Given problem>
Type the records out again in full, exactly.

Supplied material>
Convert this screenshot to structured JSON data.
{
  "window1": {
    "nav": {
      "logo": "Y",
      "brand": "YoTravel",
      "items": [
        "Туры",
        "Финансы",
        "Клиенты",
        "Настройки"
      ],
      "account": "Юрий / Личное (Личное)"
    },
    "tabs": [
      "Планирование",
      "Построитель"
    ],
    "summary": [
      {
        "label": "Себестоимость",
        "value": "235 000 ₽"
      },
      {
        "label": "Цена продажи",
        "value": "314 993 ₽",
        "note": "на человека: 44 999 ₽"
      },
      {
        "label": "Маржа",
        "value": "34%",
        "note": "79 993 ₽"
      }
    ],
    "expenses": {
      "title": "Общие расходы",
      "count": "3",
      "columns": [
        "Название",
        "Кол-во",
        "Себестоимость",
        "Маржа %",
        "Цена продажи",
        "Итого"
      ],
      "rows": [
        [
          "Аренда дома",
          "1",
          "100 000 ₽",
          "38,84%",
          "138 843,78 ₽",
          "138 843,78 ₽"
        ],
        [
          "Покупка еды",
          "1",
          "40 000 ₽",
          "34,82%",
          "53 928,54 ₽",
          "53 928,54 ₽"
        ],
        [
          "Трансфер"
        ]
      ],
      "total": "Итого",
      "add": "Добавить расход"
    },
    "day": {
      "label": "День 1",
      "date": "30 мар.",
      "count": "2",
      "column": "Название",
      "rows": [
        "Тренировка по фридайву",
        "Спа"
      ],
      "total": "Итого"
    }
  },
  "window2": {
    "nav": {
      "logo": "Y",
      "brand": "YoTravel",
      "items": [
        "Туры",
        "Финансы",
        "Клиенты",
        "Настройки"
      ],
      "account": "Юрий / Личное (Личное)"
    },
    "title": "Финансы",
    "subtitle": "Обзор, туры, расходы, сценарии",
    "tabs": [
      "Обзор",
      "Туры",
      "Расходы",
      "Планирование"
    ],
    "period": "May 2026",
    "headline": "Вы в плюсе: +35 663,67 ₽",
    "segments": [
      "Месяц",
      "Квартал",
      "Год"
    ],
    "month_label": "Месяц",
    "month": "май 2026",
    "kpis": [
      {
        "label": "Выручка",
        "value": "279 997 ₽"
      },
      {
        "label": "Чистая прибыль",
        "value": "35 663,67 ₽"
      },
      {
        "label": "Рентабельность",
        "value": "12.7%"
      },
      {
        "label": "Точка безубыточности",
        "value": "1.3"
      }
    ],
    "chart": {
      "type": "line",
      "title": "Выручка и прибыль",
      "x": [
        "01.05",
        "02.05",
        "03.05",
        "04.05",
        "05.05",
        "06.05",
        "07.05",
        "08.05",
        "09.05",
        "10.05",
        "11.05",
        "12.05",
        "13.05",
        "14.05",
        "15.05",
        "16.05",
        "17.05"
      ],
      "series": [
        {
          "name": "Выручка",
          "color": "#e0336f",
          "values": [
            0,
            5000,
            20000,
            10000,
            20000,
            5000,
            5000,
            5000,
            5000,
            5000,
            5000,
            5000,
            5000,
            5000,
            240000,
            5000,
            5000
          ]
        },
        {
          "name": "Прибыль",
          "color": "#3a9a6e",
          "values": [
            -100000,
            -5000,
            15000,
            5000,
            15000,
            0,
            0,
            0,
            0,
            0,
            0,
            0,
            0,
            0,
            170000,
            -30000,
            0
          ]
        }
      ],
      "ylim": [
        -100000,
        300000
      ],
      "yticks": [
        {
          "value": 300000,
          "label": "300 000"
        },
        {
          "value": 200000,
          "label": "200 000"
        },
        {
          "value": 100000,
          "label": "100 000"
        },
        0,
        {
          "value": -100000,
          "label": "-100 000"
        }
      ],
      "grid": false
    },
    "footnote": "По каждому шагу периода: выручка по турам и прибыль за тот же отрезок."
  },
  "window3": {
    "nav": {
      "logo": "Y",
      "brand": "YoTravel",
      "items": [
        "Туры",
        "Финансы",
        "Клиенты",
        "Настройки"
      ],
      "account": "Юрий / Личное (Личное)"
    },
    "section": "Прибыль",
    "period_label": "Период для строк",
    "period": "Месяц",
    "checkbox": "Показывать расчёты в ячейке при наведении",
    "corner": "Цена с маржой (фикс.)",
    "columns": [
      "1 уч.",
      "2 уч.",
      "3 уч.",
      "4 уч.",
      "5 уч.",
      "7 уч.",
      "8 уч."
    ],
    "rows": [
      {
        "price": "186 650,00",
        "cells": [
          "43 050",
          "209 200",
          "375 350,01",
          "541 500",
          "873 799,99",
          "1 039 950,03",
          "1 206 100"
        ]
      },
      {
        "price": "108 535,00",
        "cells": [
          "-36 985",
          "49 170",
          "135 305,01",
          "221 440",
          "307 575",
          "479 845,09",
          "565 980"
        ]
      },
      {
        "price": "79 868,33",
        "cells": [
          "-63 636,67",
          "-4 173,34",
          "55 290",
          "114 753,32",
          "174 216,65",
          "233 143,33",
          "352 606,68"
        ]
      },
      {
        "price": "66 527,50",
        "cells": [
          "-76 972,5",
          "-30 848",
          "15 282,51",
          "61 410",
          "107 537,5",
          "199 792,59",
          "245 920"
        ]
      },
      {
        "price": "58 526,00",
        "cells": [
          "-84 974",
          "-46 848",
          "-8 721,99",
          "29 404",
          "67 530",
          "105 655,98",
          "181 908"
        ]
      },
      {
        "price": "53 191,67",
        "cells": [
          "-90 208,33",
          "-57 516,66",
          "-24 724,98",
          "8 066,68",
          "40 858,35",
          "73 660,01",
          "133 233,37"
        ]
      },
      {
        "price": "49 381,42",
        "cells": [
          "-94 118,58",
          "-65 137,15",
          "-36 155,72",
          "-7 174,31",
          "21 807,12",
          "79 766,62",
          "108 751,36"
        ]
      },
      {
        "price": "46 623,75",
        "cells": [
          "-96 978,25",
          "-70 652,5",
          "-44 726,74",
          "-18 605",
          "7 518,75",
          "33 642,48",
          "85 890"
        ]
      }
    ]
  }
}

Problem solution>
Convert this screenshot to structured JSON data.
{
  "window1": {
    "nav": {
      "logo": "Y",
      "brand": "YoTravel",
      "items": [
        "Туры",
        "Финансы",
        "Клиенты",
        "Настройки"
      ],
      "account": "Юрий / Личное (Личное)"
    },
    "tabs": [
      "Планирование",
      "Построитель"
    ],
    "summary": [
      {
        "label": "Себестоимость",
        "value": "235 000 ₽"
      },
      {
        "label": "Цена продажи",
        "value": "314 993 ₽",
        "note": "на человека: 44 999 ₽"
      },
      {
        "label": "Маржа",
        "value": "34%",
        "note": "79 993 ₽"
      }
    ],
    "expenses": {
      "title": "Общие расходы",
      "count": "3",
      "columns": [
        "Название",
        "Кол-во",
        "Себестоимость",
        "Маржа %",
        "Цена продажи",
        "Итого"
      ],
      "rows": [
        [
          "Аренда дома",
          "1",
          "100 000 ₽",
          "38,84%",
          "138 843,78 ₽",
          "138 843,78 ₽"
        ],
        [
          "Покупка еды",
          "1",
          "40 000 ₽",
          "34,82%",
          "53 928,54 ₽",
          "53 928,54 ₽"
        ],
        [
          "Трансфер"
        ]
      ],
      "total": "Итого",
      "add": "Добавить расход"
    },
    "day": {
      "label": "День 1",
      "date": "30 мар.",
      "count": "2",
      "column": "Название",
      "rows": [
        "Тренировка по фридайву",
        "Спа"
      ],
      "total": "Итого"
    }
  },
  "window2": {
    "nav": {
      "logo": "Y",
      "brand": "YoTravel",
      "items": [
        "Туры",
        "Финансы",
        "Клиенты",
        "Настройки"
      ],
      "account": "Юрий / Личное (Личное)"
    },
    "title": "Финансы",
    "subtitle": "Обзор, туры, расходы, сценарии",
    "tabs": [
      "Обзор",
      "Туры",
      "Расходы",
      "Планирование"
    ],
    "period": "May 2026",
    "headline": "Вы в плюсе: +35 663,67 ₽",
    "segments": [
      "Месяц",
      "Квартал",
      "Год"
    ],
    "month_label": "Месяц",
    "month": "май 2026",
    "kpis": [
      {
        "label": "Выручка",
        "value": "279 997 ₽"
      },
      {
        "label": "Чистая прибыль",
        "value": "35 663,67 ₽"
      },
      {
        "label": "Рентабельность",
        "value": "12.7%"
      },
      {
        "label": "Точка безубыточности",
        "value": "1.3"
      }
    ],
    "chart": {
      "type": "line",
      "title": "Выручка и прибыль",
      "x": [
        "01.05",
        "02.05",
        "03.05",
        "04.05",
        "05.05",
        "06.05",
        "07.05",
        "08.05",
        "09.05",
        "10.05",
        "11.05",
        "12.05",
        "13.05",
        "14.05",
        "15.05",
        "16.05",
        "17.05"
      ],
      "series": [
        {
          "name": "Выручка",
          "color": "#e0336f",
          "values": [
            0,
            5000,
            20000,
            10000,
            20000,
            5000,
            5000,
            5000,
            5000,
            5000,
            5000,
            5000,
            5000,
            5000,
            240000,
            5000,
            5000
          ]
        },
        {
          "name": "Прибыль",
          "color": "#3a9a6e",
          "values": [
            -100000,
            -5000,
            15000,
            5000,
            15000,
            0,
            0,
            0,
            0,
            0,
            0,
            0,
            0,
            0,
            170000,
            -30000,
            0
          ]
        }
      ],
      "ylim": [
        -100000,
        300000
      ],
      "yticks": [
        {
          "value": 300000,
          "label": "300 000"
        },
        {
          "value": 200000,
          "label": "200 000"
        },
        {
          "value": 100000,
          "label": "100 000"
        },
        0,
        {
          "value": -100000,
          "label": "-100 000"
        }
      ],
      "grid": false
    },
    "footnote": "По каждому шагу периода: выручка по турам и прибыль за тот же отрезок."
  },
  "window3": {
    "nav": {
      "logo": "Y",
      "brand": "YoTravel",
      "items": [
        "Туры",
        "Финансы",
        "Клиенты",
        "Настройки"
      ],
      "account": "Юрий / Личное (Личное)"
    },
    "section": "Прибыль",
    "period_label": "Период для строк",
    "period": "Месяц",
    "checkbox": "Показывать расчёты в ячейке при наведении",
    "corner": "Цена с маржой (фикс.)",
    "columns": [
      "1 уч.",
      "2 уч.",
      "3 уч.",
      "4 уч.",
      "5 уч.",
      "7 уч.",
      "8 уч."
    ],
    "rows": [
      {
        "price": "186 650,00",
        "cells": [
          "43 050",
          "209 200",
          "375 350,01",
          "541 500",
          "873 799,99",
          "1 039 950,03",
          "1 206 100"
        ]
      },
      {
        "price": "108 535,00",
        "cells": [
          "-36 985",
          "49 170",
          "135 305,01",
          "221 440",
          "307 575",
          "479 845,09",
          "565 980"
        ]
      },
      {
        "price": "79 868,33",
        "cells": [
          "-63 636,67",
          "-4 173,34",
          "55 290",
          "114 753,32",
          "174 216,65",
          "233 143,33",
          "352 606,68"
        ]
      },
      {
        "price": "66 527,50",
        "cells": [
          "-76 972,5",
          "-30 848",
          "15 282,51",
          "61 410",
          "107 537,5",
          "199 792,59",
          "245 920"
        ]
      },
      {
        "price": "58 526,00",
        "cells": [
          "-84 974",
          "-46 848",
          "-8 721,99",
          "29 404",
          "67 530",
          "105 655,98",
          "181 908"
        ]
      },
      {
        "price": "53 191,67",
        "cells": [
          "-90 208,33",
          "-57 516,66",
          "-24 724,98",
          "8 066,68",
          "40 858,35",
          "73 660,01",
          "133 233,37"
        ]
      },
      {
        "price": "49 381,42",
        "cells": [
          "-94 118,58",
          "-65 137,15",
          "-36 155,72",
          "-7 174,31",
          "21 807,12",
          "79 766,62",
          "108 751,36"
        ]
      },
      {
        "price": "46 623,75",
        "cells": [
          "-96 978,25",
          "-70 652,5",
          "-44 726,74",
          "-18 605",
          "7 518,75",
          "33 642,48",
          "85 890"
        ]
      }
    ]
  }
}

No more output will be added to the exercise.